Start SOURCE RECORDS
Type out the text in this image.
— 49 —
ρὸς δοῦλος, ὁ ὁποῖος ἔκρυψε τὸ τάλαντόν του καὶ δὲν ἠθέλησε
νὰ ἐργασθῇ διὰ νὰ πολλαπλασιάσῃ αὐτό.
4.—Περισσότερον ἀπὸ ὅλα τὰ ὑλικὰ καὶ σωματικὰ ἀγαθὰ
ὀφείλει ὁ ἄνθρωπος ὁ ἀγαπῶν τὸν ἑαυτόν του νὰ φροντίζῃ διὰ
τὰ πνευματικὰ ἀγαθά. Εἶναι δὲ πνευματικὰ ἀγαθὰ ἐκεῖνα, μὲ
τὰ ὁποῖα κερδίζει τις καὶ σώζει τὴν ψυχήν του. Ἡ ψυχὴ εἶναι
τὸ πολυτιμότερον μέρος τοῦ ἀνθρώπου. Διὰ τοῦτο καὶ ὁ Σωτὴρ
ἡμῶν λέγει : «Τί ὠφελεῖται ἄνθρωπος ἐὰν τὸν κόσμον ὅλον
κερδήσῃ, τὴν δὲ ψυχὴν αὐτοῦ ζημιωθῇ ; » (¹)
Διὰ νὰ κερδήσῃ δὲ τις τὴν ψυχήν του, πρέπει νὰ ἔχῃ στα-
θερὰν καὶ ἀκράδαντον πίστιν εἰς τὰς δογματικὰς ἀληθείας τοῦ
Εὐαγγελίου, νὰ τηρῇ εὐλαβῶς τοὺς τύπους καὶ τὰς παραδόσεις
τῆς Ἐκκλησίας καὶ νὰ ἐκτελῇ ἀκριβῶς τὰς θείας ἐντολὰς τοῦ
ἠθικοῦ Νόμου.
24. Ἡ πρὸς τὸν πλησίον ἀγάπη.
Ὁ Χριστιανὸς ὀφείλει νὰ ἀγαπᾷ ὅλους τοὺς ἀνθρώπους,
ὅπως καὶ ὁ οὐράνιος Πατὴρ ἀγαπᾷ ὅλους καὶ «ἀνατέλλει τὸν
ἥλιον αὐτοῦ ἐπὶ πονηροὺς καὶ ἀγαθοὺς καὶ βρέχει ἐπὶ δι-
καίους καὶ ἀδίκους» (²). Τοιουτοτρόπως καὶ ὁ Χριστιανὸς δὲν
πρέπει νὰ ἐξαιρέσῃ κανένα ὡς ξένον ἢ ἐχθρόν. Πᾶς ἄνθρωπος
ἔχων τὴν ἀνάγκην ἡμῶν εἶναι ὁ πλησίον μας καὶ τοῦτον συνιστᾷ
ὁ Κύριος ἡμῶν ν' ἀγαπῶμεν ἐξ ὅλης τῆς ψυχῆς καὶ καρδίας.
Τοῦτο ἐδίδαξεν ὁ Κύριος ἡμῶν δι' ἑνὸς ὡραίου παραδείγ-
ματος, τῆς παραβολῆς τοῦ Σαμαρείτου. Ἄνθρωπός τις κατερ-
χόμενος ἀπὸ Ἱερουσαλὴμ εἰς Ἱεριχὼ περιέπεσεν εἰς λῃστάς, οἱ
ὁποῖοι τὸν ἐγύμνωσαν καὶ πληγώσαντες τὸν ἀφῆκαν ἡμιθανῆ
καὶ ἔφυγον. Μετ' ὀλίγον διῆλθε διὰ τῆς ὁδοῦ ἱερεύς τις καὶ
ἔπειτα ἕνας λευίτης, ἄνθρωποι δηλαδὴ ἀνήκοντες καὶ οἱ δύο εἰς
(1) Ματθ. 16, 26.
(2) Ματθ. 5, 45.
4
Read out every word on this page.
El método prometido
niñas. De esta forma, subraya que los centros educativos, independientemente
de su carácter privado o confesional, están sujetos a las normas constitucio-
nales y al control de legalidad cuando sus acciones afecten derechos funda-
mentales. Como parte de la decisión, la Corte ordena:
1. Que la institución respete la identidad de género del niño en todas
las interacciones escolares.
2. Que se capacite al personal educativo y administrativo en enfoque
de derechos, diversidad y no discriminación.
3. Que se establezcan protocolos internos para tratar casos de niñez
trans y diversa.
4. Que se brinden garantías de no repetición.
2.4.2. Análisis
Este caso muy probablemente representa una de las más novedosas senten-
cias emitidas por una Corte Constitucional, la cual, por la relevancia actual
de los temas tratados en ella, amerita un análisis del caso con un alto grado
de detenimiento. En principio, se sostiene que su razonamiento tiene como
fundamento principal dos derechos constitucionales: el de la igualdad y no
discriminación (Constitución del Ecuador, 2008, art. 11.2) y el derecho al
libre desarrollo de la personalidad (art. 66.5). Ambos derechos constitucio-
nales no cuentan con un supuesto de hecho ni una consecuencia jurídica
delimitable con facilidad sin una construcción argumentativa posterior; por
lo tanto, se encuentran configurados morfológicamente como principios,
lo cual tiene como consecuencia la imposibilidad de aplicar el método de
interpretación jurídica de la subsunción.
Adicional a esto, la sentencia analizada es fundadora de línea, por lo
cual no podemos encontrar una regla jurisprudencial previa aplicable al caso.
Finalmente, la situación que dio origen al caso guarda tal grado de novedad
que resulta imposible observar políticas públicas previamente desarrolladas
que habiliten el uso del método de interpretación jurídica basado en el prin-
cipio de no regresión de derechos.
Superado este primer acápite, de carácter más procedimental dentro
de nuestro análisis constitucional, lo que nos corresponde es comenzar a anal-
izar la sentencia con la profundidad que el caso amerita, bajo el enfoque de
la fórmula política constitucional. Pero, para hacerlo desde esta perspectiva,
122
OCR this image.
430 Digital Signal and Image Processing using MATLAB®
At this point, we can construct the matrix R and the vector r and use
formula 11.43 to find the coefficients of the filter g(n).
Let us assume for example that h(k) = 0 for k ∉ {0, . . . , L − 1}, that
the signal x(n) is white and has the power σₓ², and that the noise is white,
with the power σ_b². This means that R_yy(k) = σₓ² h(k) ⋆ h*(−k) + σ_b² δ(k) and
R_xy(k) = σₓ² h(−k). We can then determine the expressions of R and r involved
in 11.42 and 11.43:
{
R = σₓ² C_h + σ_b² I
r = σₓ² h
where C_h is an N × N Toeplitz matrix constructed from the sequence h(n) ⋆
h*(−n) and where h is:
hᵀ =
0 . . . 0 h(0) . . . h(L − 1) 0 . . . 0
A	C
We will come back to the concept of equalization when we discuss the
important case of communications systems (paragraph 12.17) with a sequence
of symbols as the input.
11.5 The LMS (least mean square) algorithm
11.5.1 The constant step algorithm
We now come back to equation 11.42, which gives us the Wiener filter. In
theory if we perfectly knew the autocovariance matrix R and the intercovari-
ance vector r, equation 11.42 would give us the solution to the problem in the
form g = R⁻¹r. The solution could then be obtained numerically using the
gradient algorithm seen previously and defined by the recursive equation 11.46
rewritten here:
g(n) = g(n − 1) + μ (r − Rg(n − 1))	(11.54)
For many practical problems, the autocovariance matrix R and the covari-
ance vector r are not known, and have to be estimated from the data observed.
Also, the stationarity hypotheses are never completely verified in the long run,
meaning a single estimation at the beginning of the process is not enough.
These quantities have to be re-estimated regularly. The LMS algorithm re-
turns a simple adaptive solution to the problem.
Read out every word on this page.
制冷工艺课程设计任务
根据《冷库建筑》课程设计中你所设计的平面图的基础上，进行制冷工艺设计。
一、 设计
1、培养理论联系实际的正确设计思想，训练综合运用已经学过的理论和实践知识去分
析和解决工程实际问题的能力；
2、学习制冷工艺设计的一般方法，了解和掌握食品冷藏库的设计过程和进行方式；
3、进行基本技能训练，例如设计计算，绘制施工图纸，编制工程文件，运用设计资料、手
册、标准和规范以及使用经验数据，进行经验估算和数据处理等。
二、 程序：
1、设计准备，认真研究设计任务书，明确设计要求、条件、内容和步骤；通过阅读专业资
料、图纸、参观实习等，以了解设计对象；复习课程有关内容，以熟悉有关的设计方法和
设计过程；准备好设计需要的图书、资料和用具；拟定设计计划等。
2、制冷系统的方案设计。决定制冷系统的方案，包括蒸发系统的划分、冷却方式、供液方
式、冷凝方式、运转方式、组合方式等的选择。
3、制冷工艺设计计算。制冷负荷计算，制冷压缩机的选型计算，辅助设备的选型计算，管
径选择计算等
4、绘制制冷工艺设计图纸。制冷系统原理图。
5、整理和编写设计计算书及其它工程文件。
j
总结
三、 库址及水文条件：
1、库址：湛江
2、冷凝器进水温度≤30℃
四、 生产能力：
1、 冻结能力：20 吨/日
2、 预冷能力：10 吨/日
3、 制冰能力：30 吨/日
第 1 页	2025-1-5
End SOURCE RECORDS
PROBLEM TO SOLVE: Copy all lines of the listing above that contain the string "πλησίον".

ANSWER TO THE TASK:
24. Ἡ πρὸς τὸν πλησίον ἀγάπη.
ἔχων τὴν ἀνάγκην ἡμῶν εἶναι ὁ πλησίον μας καὶ τοῦτον συνιστᾷ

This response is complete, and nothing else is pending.